### SET EXERCISE
Identify each line below that contains the word "rate", and copy it out.

>> START RECORDS TO PROCESS

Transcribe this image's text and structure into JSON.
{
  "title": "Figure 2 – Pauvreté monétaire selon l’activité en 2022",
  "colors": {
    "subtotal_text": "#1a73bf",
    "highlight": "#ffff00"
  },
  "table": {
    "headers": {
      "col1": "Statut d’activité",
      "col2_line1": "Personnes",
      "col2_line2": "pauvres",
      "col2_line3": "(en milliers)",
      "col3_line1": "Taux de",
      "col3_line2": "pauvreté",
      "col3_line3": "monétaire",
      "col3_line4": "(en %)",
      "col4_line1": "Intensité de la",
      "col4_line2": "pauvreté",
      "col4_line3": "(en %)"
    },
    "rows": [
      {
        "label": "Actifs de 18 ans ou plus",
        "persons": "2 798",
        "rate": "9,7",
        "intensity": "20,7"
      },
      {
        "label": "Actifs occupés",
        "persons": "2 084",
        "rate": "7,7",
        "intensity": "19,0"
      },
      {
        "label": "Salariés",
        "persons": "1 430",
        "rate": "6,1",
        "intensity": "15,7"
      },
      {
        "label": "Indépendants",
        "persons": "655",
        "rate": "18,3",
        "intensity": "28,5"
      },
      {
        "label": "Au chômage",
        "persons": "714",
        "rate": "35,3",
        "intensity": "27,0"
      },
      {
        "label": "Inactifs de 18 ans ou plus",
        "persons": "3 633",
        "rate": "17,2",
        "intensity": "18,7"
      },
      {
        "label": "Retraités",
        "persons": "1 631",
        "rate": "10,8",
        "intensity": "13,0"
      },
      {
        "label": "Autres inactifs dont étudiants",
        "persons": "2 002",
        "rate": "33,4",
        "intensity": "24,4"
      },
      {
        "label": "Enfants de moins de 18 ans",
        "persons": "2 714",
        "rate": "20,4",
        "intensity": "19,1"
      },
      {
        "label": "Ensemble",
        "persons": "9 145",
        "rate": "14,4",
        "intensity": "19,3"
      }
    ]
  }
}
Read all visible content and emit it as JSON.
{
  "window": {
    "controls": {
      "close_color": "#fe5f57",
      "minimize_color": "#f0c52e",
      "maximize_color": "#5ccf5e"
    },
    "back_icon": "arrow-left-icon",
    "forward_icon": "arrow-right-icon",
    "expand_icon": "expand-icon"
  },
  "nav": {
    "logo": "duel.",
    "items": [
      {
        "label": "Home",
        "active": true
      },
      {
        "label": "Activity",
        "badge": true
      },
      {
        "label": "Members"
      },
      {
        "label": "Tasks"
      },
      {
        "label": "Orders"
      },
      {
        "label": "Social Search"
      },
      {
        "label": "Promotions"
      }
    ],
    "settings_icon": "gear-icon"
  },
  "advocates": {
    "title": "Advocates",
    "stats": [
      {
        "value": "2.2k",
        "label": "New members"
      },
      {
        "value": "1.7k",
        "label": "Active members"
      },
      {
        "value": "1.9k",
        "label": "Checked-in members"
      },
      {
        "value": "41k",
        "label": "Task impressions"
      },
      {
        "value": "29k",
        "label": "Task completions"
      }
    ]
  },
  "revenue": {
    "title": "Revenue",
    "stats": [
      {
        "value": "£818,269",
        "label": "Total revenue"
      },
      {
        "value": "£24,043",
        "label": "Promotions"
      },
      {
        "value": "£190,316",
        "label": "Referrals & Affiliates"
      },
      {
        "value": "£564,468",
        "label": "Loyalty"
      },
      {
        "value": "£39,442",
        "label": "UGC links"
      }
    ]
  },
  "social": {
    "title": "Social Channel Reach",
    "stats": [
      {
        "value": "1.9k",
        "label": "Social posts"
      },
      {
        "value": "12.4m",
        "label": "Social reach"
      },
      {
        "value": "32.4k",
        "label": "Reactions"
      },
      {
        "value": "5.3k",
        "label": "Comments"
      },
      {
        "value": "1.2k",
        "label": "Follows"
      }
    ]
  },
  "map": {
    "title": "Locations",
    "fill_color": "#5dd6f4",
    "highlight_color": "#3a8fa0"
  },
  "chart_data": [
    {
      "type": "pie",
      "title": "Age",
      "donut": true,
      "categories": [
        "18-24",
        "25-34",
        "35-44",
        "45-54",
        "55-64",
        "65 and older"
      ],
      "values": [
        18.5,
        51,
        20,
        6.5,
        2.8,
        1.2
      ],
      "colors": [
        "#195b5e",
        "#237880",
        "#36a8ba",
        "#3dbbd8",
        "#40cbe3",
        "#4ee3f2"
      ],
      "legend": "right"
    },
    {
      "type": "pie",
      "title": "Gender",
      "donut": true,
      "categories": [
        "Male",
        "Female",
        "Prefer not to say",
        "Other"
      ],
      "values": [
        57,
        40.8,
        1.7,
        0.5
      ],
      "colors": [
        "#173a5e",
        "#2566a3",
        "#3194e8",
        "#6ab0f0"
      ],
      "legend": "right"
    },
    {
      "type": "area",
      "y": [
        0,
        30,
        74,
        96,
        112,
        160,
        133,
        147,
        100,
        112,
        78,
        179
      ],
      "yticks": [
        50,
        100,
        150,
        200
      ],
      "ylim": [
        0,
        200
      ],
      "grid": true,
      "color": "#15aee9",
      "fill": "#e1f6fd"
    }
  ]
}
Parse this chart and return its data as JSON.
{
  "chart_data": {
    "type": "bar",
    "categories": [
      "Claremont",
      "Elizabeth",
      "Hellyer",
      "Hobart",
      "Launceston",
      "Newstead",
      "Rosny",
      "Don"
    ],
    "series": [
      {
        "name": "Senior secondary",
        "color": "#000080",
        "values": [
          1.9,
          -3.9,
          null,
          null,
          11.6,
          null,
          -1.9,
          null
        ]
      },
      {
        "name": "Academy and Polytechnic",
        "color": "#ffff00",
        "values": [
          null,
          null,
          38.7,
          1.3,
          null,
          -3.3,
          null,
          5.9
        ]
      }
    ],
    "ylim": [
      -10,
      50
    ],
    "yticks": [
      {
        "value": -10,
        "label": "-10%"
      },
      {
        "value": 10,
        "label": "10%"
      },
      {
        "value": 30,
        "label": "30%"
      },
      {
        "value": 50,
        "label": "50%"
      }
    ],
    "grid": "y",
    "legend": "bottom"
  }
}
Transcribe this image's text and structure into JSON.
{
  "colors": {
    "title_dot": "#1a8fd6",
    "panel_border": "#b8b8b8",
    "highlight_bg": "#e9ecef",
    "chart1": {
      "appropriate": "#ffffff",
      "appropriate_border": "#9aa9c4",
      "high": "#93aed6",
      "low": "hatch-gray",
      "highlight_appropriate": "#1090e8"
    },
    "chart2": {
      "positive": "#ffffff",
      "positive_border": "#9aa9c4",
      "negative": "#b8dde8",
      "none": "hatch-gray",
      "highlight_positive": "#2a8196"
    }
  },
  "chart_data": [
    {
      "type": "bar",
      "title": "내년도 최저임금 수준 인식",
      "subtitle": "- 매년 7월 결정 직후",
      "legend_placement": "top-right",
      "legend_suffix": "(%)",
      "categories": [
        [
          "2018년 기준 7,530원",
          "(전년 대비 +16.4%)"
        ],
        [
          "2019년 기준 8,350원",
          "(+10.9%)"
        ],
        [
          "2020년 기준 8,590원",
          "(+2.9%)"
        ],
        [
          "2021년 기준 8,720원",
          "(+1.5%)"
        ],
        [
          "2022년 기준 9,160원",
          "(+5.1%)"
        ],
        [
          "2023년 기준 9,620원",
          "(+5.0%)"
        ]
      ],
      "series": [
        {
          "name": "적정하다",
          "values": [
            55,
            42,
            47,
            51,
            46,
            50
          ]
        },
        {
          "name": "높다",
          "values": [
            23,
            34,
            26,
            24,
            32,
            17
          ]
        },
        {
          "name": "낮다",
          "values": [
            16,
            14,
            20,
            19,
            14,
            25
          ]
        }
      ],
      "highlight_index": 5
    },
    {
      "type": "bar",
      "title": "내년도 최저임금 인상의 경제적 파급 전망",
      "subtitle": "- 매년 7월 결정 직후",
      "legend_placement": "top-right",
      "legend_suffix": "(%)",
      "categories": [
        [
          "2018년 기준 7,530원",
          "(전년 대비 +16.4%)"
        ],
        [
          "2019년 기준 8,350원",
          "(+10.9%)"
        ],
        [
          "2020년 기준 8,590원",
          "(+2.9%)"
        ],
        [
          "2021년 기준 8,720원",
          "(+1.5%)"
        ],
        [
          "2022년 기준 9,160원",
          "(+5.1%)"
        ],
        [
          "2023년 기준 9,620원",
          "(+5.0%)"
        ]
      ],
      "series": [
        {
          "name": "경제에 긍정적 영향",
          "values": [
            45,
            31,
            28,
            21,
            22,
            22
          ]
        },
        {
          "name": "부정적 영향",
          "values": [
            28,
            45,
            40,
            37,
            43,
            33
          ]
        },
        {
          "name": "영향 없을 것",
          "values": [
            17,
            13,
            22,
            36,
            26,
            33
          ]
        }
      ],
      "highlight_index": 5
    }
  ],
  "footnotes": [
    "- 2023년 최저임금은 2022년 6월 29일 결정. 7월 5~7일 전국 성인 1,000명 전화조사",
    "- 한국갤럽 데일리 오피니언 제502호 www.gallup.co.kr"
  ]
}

>> END RECORDS TO PROCESS

### ANSWER TO THIS TASK
        "rate": "9,7",
        "rate": "7,7",
        "rate": "6,1",
        "rate": "18,3",
        "rate": "35,3",
        "rate": "17,2",
        "rate": "10,8",
        "rate": "33,4",
        "rate": "20,4",
        "rate": "14,4",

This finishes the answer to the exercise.